Brano scelto =
.....

Molto più delicato invece è il principio che afferma la libertà d’insegnamento; molto delicato, anche perché questo afflusso che noi desideriamo e vogliamo di forze fresche, questo criterio unico del merito che noi vorremmo garantito nella Costituzione con la più energica sottolineatura (e perciò nell’emendamento all’articolo 28 sosterremo che si debba dire "solo i capaci i meritevoli anche se sprovvisti di mezzi ecc."), porta con sé un particolare problema nel creare nella scuola le condizioni adatte per accogliere queste nuove forze che vi entrano. Questo punto della libertà d’insegnamento è uno di quei punti e di quei principi in cui la grande parola "libertà" è suscettibile di troppo diverse determinazioni. Può essere qualche volta perfino, come si dice in certi stili nisi mendacium, non altro che menzogna, può essere un tranello, può essere pericoloso tranello. Evidentemente proprio su questo punto si può spiegare il contrasto e vorremmo dire che non ci si dolga se in casi di tanta importanza, si verrà a svolgere un contrasto nei suoi veri termini, specialmente di fronte ad una società come quella italiana, in cui troppo spesso l’uso tendenzioso e antitetico delle stesse parole ha generato una strana confusione.
Molti equivoci sono sorti intorno a questa parola e particolarmente intorno a questo principio della libertà d’insegnamento. Il mio intervento vorrebbe avere l’effetto di sgomberare possibili equivoci da parte nostra. E, poiché io credo di parlare non solo per me e per il Gruppo che rappresento, ma anche per le sinistre in genere, e per tutte quelle forze democratiche di origine schiettamente e profondamente liberale e democratica che si trovano in questa Assemblea, penso che in questo caso noi tutti almeno, vorremmo sgomberare da possibili equivoci questo principio: e con ciò renderemo più facile anche il combattimento, anche la battaglia che certamente avverrà su questo punto. Infatti quando si parla di libertà di insegnamento, da parte di alcuni si vuole arrivare a conseguenze che noi non possiamo accettare e che sono in contrasto con lo stesso principio da cui dovrebbero derivare. Voglio chiarire che si comincia a dire da parte di alcuni che se c’è una scuola libera, che se c’è libertà della scuola, su questa strada si incontra come ostacolo la scuola di Stato, la scuola che alcuni dicono monopolistica; e secondo alcuni si arriverebbe perfino ad una equazione del tutto inaccettabile fra scuola libera e scuola privata. E questo io trovo proprio in una pubblicazione recente di un cattolico, Dante Fossati, che dice: "Non parliamo più di scuola pubblica e scuola privata; parliamo di scuola di Stato e scuola libera".

.....

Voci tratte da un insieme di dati
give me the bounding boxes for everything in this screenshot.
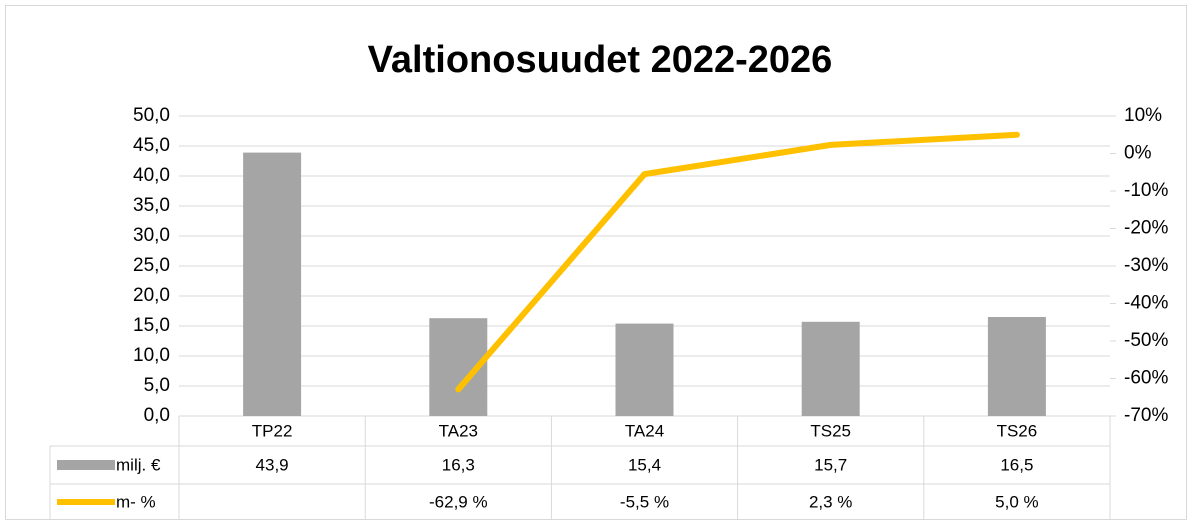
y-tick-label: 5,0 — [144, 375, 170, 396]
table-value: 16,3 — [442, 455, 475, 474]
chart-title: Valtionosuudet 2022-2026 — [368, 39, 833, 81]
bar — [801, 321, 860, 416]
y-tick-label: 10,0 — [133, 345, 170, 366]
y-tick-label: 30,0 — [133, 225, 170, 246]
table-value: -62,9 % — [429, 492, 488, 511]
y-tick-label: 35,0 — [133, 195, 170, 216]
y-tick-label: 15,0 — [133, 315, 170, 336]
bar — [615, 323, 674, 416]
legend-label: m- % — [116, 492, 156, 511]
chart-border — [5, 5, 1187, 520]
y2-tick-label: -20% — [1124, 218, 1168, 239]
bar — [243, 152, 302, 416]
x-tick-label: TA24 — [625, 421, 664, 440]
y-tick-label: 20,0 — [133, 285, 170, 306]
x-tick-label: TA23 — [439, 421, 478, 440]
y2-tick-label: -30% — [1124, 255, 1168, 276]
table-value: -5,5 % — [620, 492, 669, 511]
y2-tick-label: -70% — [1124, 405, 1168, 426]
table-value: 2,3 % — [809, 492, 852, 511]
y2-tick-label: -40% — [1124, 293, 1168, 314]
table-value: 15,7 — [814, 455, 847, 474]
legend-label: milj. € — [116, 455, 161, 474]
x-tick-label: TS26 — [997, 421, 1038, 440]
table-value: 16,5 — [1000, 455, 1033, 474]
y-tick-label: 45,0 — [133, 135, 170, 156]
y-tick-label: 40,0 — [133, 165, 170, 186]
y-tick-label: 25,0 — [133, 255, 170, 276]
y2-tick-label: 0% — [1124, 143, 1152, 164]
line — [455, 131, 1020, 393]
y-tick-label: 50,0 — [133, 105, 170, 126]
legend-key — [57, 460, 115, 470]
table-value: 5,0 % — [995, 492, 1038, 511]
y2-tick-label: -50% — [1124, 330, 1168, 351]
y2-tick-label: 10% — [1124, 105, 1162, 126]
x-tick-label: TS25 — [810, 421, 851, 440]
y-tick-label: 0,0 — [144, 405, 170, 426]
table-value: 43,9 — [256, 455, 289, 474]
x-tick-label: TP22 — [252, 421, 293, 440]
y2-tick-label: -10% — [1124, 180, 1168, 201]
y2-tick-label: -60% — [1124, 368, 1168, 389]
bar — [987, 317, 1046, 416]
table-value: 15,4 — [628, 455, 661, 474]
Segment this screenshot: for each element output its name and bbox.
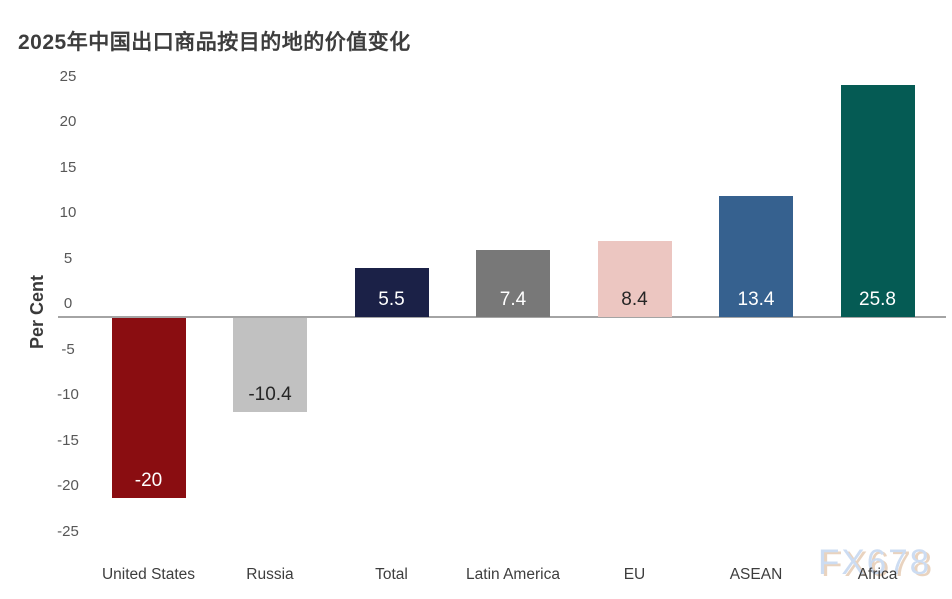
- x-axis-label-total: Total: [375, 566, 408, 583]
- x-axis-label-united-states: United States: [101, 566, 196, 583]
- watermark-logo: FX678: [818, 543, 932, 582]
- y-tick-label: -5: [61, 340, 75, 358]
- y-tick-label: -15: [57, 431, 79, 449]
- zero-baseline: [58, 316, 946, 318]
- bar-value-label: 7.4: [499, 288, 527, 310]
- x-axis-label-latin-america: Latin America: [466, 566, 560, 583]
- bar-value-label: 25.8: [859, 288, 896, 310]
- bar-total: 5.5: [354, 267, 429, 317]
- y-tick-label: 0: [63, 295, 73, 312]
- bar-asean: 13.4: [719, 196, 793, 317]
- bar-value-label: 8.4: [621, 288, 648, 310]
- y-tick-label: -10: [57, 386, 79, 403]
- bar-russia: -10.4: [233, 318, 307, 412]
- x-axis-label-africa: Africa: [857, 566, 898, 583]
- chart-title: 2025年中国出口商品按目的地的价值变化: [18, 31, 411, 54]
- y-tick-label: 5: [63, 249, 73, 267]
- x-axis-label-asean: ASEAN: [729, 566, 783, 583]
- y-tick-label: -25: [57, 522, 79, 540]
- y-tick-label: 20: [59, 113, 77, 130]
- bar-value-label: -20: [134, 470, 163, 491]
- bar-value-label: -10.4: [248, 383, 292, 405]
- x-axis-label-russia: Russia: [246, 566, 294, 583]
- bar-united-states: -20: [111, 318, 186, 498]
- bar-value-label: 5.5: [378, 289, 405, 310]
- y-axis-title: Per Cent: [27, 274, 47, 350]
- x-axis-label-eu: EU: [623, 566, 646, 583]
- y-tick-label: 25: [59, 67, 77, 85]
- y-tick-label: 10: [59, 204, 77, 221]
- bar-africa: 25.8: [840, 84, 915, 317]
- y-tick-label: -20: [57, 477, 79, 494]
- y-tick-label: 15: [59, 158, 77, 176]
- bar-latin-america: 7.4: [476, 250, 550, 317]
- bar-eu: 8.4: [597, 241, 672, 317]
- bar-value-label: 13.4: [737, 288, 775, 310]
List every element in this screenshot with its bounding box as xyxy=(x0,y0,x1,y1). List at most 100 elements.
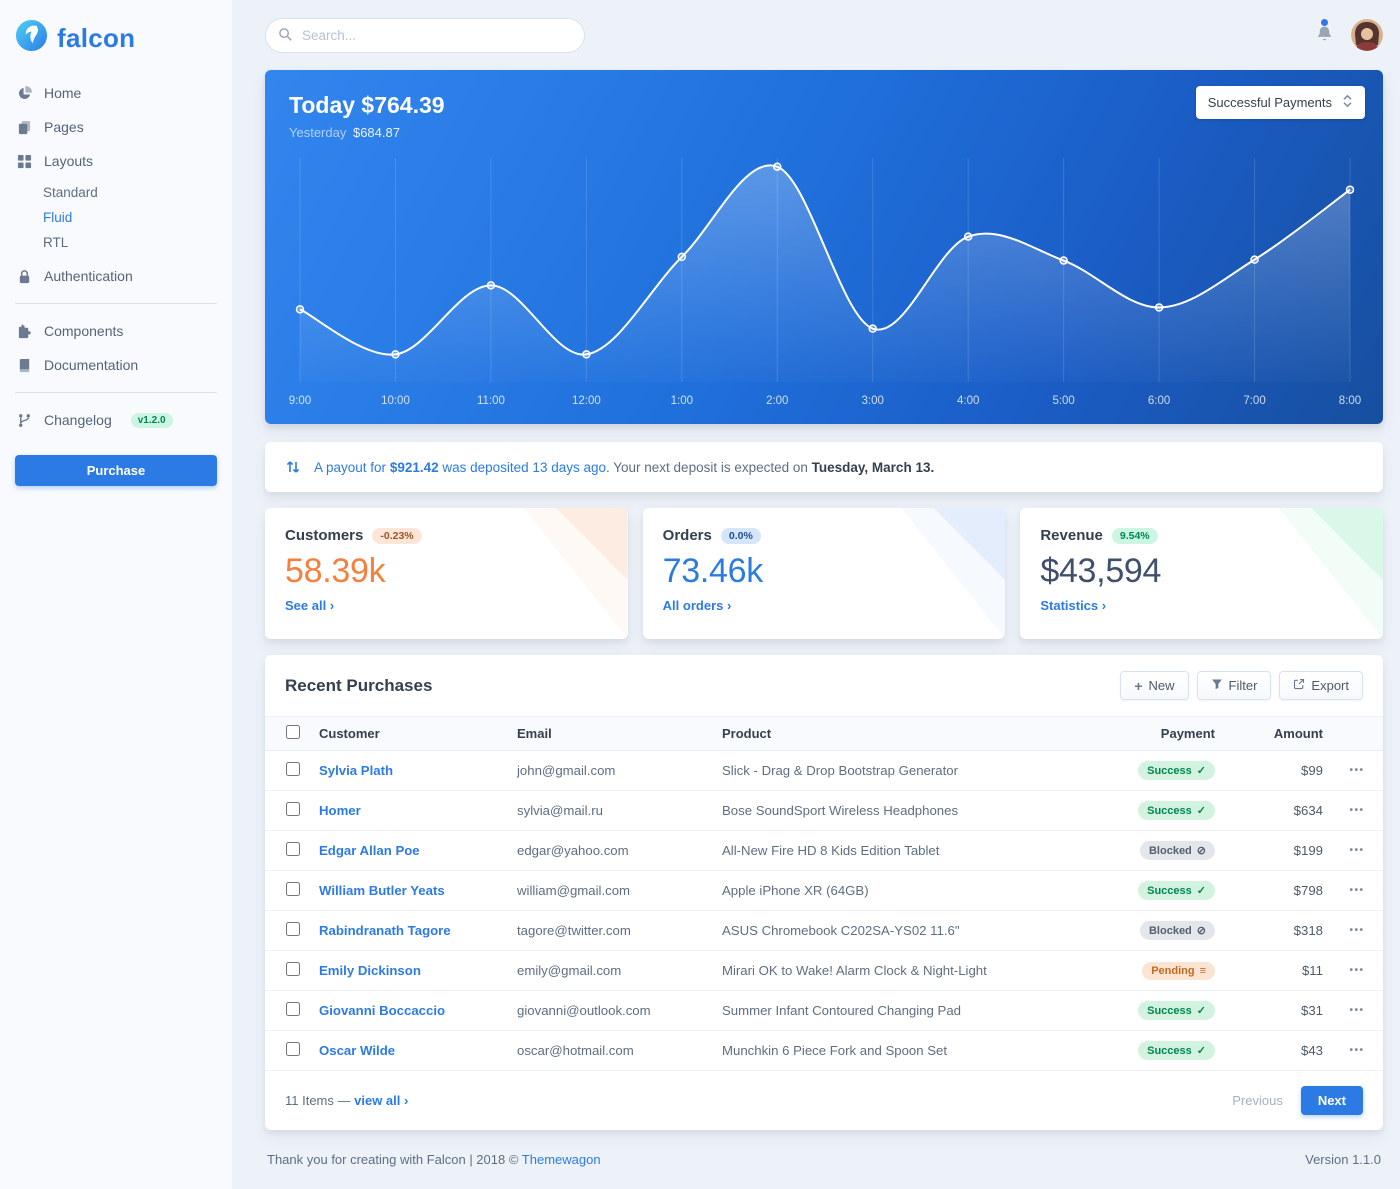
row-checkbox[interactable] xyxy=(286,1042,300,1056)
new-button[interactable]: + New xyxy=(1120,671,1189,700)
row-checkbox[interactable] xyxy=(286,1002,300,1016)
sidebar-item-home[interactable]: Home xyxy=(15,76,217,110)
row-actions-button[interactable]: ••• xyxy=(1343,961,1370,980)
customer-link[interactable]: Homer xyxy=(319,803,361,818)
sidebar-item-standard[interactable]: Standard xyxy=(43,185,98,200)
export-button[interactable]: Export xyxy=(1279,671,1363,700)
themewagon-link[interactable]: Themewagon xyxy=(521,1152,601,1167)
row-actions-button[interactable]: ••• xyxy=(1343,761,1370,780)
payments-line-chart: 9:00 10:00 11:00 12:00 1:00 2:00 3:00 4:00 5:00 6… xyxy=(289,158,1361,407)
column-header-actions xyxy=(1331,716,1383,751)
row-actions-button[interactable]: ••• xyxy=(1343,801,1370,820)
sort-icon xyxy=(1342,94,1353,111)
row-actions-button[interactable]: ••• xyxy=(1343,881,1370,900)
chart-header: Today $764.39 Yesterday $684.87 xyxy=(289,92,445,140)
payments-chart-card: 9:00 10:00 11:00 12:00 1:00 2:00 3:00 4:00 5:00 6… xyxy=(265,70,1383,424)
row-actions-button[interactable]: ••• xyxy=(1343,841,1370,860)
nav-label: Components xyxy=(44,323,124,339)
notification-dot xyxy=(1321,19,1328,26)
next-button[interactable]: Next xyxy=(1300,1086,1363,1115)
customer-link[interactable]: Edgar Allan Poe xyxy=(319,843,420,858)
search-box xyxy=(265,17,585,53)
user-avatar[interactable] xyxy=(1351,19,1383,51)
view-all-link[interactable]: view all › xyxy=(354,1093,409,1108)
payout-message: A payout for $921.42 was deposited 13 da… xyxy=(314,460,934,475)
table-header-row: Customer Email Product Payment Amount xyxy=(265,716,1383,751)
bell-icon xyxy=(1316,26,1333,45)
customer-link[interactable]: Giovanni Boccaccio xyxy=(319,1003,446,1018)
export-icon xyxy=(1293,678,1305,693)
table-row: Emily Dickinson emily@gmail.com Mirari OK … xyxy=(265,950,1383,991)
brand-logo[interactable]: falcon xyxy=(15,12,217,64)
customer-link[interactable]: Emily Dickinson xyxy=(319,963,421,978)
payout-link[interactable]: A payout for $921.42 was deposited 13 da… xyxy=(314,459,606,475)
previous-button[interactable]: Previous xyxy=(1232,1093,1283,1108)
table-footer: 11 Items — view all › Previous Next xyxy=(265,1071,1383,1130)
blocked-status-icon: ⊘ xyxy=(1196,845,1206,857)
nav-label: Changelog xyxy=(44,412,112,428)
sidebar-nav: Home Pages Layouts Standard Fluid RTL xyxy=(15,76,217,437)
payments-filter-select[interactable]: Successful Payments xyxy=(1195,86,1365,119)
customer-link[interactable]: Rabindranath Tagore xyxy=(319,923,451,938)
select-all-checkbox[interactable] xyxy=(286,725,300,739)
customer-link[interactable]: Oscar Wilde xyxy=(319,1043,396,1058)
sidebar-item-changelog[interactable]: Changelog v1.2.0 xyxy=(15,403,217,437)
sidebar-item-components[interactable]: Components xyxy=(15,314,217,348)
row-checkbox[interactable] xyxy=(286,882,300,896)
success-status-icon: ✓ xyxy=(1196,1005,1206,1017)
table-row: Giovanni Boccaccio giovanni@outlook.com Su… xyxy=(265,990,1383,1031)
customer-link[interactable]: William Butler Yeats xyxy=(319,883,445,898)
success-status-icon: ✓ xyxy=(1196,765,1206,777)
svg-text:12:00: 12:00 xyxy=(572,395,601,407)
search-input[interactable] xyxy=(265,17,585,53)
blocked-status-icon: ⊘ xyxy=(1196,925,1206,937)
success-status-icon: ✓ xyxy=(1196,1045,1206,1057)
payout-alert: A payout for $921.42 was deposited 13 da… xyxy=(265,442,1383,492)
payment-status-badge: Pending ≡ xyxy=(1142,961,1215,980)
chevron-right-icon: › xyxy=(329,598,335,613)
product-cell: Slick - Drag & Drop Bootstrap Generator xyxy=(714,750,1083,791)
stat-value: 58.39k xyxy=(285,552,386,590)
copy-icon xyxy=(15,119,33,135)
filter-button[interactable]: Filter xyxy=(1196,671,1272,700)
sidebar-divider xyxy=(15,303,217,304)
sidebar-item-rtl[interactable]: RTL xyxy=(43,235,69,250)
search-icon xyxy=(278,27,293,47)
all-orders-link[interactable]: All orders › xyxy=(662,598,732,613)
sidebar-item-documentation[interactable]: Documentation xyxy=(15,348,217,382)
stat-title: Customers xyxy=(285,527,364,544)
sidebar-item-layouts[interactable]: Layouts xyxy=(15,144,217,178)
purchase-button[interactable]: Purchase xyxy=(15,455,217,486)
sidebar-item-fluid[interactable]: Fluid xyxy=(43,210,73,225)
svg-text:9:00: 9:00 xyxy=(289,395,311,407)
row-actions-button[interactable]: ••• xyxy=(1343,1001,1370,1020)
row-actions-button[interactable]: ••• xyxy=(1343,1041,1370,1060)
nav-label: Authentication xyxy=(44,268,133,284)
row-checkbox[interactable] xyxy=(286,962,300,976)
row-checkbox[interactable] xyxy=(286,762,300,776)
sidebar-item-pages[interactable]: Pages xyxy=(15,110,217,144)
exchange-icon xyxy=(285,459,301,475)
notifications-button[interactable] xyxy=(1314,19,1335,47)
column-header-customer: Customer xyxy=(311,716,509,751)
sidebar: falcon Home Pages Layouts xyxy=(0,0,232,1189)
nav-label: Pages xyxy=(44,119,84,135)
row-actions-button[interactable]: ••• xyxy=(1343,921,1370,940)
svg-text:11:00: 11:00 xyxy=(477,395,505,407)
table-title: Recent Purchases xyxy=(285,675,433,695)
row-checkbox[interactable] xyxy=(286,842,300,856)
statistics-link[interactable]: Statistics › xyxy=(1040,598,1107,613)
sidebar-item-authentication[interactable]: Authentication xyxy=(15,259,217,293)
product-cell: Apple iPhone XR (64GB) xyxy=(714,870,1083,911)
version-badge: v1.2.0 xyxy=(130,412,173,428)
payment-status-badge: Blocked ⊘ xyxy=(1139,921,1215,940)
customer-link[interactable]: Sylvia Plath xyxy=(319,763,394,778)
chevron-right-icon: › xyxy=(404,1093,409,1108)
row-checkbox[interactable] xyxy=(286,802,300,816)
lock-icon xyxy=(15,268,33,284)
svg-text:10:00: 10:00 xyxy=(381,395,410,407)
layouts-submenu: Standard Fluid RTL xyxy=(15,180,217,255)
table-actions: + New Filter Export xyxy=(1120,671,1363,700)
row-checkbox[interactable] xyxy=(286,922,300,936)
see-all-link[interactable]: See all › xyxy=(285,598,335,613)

.....

Istruzioni del compito = Elenca tutti i soggetti per conto dei quali chi interviene nel brano scelto dichiara di parlare. I dati sono materiale separato dal brano e indipendente da esso.

Risposta completa =
- Per sé stesso
- Per il Gruppo che rappresenta
- Per le sinistre in genere
- Per tutte quelle forze democratiche di origine schiettamente e profondamente liberale e democratica che si trovano nell'Assemblea